_Brief_
Every entry below should be repeated exactly; the pictures should not.

○ ○ ○ ○ ○

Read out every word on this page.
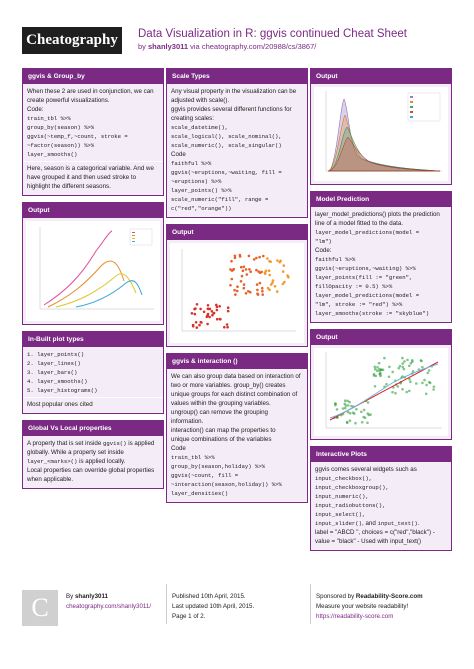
Cheatography	Data Visualization in R: ggvis continued Cheat Sheet
by shanly3011 via cheatography.com/20988/cs/3867/
ggvis & Group_by
When these 2 are used in conjunction, we can
create powerful visualizations.
Code:
train_tbl %>%
group_by(season) %>%
ggvis(~temp_f,~count, stroke =
~factor(season)) %>%
layer_smooths()
Here, season is a categorical variable. And we
have grouped it and then used stroke to
highlight the different seasons.
Output
In-Built plot types
1. layer_points()
2. layer_lines()
3. layer_bars()
4. layer_smooths()
5. layer_histograms()
Most popular ones cited
Global Vs Local properties
A property that is set inside ggvis() is applied
globally. While a property set inside
layer_<marks>() is applied locally.
Local properties can override global properties
when applicable.
Scale Types
Any visual property in the visualization can be
adjusted with scale().
ggvis provides several different functions for
creating scales:
scale_datetime(),
scale_logical(), scale_nominal(),
scale_numeric(), scale_singular()
Code
faithful %>%
ggvis(~eruptions,~waiting, fill =
~eruptions) %>%
layer_points() %>%
scale_numeric("fill", range =
c("red","orange"))
Output
ggvis & interaction ()
We can also group data based on interaction of
two or more variables. group_by() creates
unique groups for each distinct combination of
values within the grouping variables.
ungroup() can remove the grouping
information.
interaction() can map the properties to
unique combinations of the variables
Code
train_tbl %>%
group_by(season,holiday) %>%
ggvis(~count, fill =
~interaction(season,holiday)) %>%
layer_densities()
Output
Model Prediction
layer_model_predictions() plots the prediction
line of a model fitted to the data.
layer_model_predictions(model =
"lm")
Code:
faithful %>%
ggvis(~eruptions,~waiting) %>%
layer_points(fill := "green",
fillOpacity := 0.5) %>%
layer_model_predictions(model =
"lm", stroke := "red") %>%
layer_smooths(stroke := "skyblue")
Output
Interactive Plots
ggvis comes several widgets such as
input_checkbox(),
input_checkboxgroup(),
input_numeric(),
input_radiobuttons(),
input_select(),
input_slider(), and input_text().
label = "ABCD ", choices = c("red","black") -
value = "black" - Used with input_text()
C	By shanly3011
cheatography.com/shanly3011/
Published 10th April, 2015.
Last updated 10th April, 2015.
Page 1 of 2.
Sponsored by Readability-Score.com
Measure your website readability!
https://readability-score.com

○ ○ ○ ○ ○

_Solution to this task_
Read out every word on this page.
Cheatography	Data Visualization in R: ggvis continued Cheat Sheet
by shanly3011 via cheatography.com/20988/cs/3867/
ggvis & Group_by
When these 2 are used in conjunction, we can
create powerful visualizations.
Code:
train_tbl %>%
group_by(season) %>%
ggvis(~temp_f,~count, stroke =
~factor(season)) %>%
layer_smooths()
Here, season is a categorical variable. And we
have grouped it and then used stroke to
highlight the different seasons.
Output
In-Built plot types
1. layer_points()
2. layer_lines()
3. layer_bars()
4. layer_smooths()
5. layer_histograms()
Most popular ones cited
Global Vs Local properties
A property that is set inside ggvis() is applied
globally. While a property set inside
layer_<marks>() is applied locally.
Local properties can override global properties
when applicable.
Scale Types
Any visual property in the visualization can be
adjusted with scale().
ggvis provides several different functions for
creating scales:
scale_datetime(),
scale_logical(), scale_nominal(),
scale_numeric(), scale_singular()
Code
faithful %>%
ggvis(~eruptions,~waiting, fill =
~eruptions) %>%
layer_points() %>%
scale_numeric("fill", range =
c("red","orange"))
Output
ggvis & interaction ()
We can also group data based on interaction of
two or more variables. group_by() creates
unique groups for each distinct combination of
values within the grouping variables.
ungroup() can remove the grouping
information.
interaction() can map the properties to
unique combinations of the variables
Code
train_tbl %>%
group_by(season,holiday) %>%
ggvis(~count, fill =
~interaction(season,holiday)) %>%
layer_densities()
Output
Model Prediction
layer_model_predictions() plots the prediction
line of a model fitted to the data.
layer_model_predictions(model =
"lm")
Code:
faithful %>%
ggvis(~eruptions,~waiting) %>%
layer_points(fill := "green",
fillOpacity := 0.5) %>%
layer_model_predictions(model =
"lm", stroke := "red") %>%
layer_smooths(stroke := "skyblue")
Output
Interactive Plots
ggvis comes several widgets such as
input_checkbox(),
input_checkboxgroup(),
input_numeric(),
input_radiobuttons(),
input_select(),
input_slider(), and input_text().
label = "ABCD ", choices = c("red","black") -
value = "black" - Used with input_text()
C	By shanly3011
cheatography.com/shanly3011/
Published 10th April, 2015.
Last updated 10th April, 2015.
Page 1 of 2.
Sponsored by Readability-Score.com
Measure your website readability!
https://readability-score.com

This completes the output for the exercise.